Goal of the exercise:
Pick out each line containing the string "решение".

Stored entries:

┌──

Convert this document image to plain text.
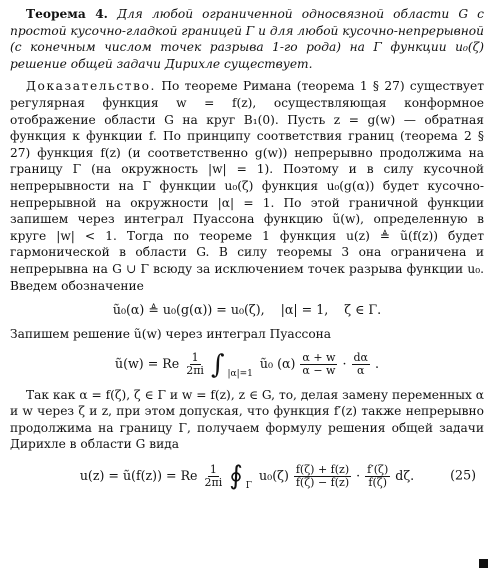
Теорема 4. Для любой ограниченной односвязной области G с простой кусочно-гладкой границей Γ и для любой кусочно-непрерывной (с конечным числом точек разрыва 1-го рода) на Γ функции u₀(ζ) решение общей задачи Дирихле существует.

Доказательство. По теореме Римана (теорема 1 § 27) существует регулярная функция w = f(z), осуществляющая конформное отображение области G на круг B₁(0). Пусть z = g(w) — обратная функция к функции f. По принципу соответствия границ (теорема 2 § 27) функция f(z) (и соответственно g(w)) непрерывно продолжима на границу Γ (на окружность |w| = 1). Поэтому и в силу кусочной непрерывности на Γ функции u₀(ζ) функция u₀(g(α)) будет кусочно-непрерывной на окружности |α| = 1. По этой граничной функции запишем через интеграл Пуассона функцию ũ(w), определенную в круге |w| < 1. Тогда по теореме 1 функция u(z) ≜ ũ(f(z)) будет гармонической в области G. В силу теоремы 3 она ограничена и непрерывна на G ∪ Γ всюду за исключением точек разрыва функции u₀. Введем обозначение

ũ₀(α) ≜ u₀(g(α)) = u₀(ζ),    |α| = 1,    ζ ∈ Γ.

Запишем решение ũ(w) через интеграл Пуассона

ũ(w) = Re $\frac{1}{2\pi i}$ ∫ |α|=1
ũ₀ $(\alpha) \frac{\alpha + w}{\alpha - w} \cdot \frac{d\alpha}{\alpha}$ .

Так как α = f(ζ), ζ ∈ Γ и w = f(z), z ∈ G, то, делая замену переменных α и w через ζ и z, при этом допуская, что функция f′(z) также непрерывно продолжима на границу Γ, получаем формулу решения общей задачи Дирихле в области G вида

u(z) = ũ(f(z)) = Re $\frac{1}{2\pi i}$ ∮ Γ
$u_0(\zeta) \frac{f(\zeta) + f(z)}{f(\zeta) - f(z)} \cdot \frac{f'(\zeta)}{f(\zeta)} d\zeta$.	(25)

└──

Solution to this exercise:
Теорема 4. Для любой ограниченной односвязной области G с простой кусочно-гладкой границей Γ и для любой кусочно-непрерывной (с конечным числом точек разрыва 1-го рода) на Γ функции u₀(ζ) решение общей задачи Дирихле существует.
Запишем решение ũ(w) через интеграл Пуассона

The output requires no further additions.